(GIVEN REQUEST):
Report every line in the listing below where the string "Ringers" shows up.

[Records from a collection of figures]
● ● ● ● ●

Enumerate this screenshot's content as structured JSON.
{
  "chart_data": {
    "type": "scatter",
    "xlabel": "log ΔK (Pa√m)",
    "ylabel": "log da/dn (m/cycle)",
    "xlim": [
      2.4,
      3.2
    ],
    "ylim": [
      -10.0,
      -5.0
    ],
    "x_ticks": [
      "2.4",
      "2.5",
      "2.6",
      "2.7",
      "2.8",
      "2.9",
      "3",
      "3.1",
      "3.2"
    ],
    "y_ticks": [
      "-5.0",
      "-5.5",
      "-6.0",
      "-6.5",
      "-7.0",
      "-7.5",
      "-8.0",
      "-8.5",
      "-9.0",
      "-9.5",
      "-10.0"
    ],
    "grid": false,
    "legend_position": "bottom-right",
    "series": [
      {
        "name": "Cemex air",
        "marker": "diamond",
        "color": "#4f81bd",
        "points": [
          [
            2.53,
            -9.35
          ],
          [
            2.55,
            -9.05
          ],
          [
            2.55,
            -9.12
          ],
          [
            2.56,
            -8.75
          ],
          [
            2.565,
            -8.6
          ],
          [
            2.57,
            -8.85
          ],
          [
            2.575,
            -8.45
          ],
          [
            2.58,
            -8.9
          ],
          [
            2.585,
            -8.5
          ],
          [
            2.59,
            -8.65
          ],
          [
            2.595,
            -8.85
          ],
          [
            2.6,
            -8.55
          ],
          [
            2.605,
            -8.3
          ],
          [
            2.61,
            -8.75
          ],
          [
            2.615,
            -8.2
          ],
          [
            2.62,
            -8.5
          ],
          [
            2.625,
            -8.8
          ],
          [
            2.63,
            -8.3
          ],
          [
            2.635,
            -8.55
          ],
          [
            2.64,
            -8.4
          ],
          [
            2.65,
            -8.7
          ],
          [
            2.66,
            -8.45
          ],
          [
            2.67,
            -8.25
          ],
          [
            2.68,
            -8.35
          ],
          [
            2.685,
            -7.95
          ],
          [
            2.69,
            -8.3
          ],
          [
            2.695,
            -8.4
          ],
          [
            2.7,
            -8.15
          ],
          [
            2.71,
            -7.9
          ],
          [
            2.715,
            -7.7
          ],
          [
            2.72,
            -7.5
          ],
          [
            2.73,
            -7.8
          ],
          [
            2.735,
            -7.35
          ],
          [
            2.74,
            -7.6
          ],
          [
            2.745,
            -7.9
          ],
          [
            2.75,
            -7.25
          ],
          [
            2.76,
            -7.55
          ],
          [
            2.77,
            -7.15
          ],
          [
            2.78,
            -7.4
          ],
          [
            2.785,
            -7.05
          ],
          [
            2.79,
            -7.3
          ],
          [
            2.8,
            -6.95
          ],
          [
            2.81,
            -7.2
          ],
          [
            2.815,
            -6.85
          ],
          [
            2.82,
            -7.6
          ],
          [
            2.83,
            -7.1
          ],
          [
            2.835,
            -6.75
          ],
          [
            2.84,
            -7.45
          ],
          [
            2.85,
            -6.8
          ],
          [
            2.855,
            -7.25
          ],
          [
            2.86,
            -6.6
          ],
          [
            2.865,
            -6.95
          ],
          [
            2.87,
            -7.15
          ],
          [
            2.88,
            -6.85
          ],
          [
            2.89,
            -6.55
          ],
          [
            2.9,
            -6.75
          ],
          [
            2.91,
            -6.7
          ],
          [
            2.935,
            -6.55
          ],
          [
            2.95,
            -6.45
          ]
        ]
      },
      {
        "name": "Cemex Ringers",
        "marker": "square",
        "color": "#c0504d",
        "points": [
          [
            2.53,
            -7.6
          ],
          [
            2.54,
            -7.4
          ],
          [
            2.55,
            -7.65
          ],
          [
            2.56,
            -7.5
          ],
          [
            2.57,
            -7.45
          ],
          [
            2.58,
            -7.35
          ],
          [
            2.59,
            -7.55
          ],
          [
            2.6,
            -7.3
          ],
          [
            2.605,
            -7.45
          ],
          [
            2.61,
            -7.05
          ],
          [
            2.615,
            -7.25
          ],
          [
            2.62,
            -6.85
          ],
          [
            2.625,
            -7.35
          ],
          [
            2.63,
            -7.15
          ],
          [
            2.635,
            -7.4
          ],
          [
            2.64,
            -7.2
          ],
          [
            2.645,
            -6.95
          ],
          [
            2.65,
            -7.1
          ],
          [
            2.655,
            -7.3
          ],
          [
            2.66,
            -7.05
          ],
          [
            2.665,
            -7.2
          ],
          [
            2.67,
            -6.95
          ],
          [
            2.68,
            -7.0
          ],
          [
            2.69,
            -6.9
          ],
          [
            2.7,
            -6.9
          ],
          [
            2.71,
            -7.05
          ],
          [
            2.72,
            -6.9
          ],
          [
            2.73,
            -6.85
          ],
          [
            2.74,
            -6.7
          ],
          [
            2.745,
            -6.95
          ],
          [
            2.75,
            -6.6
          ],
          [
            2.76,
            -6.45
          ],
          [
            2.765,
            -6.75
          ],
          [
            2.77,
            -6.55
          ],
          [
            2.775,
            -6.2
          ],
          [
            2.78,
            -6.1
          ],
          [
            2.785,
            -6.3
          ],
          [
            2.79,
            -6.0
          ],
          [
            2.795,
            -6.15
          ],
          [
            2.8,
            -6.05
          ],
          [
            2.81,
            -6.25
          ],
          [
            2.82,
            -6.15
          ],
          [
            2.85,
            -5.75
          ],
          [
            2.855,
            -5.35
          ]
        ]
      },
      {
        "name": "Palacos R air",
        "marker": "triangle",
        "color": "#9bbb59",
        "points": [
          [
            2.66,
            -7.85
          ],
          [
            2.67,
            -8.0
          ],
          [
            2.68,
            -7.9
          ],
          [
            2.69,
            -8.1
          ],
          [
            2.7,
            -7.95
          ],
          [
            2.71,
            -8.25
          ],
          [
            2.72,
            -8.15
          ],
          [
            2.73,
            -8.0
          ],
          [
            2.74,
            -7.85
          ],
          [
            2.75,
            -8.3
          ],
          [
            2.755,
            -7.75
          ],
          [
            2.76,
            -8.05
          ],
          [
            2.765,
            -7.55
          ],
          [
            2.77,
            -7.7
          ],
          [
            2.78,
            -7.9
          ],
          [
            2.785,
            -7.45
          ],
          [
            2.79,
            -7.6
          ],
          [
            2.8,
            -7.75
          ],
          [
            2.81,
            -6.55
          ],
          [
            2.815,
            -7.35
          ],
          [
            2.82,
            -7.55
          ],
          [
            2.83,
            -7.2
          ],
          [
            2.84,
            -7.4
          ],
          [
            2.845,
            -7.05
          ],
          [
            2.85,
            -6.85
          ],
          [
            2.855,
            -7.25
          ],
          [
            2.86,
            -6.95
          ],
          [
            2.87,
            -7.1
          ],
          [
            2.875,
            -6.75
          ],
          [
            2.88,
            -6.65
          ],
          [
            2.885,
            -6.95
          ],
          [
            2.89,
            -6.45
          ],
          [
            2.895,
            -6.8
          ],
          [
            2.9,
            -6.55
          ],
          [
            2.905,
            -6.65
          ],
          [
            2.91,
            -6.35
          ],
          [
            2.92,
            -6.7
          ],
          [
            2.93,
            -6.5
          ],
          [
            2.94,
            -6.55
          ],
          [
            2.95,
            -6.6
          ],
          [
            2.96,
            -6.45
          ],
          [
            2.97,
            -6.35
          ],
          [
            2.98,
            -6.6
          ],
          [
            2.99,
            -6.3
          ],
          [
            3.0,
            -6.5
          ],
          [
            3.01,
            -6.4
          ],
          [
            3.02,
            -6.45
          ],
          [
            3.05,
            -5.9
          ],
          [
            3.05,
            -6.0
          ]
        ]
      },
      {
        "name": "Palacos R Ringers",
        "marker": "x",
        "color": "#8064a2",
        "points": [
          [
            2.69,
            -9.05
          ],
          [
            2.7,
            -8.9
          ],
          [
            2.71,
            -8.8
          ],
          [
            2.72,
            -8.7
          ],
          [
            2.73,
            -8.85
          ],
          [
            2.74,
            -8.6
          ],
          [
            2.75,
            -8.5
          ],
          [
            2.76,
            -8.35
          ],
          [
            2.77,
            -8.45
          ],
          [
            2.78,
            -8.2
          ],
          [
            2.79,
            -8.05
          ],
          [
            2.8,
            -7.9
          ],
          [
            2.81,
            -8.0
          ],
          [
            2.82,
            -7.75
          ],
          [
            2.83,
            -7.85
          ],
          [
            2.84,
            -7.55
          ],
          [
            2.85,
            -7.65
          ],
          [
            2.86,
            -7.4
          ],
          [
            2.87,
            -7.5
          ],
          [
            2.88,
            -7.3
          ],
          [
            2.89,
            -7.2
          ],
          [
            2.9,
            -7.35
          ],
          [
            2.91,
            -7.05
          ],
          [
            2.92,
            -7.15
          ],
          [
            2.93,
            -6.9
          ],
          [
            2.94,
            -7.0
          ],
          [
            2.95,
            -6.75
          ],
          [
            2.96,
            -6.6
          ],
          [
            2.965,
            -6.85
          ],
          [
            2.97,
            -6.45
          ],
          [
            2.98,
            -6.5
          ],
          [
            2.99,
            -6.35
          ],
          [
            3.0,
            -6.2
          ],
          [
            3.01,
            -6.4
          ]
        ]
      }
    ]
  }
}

● ● ● ● ●

(ANSWER):
        "name": "Cemex Ringers",
        "name": "Palacos R Ringers",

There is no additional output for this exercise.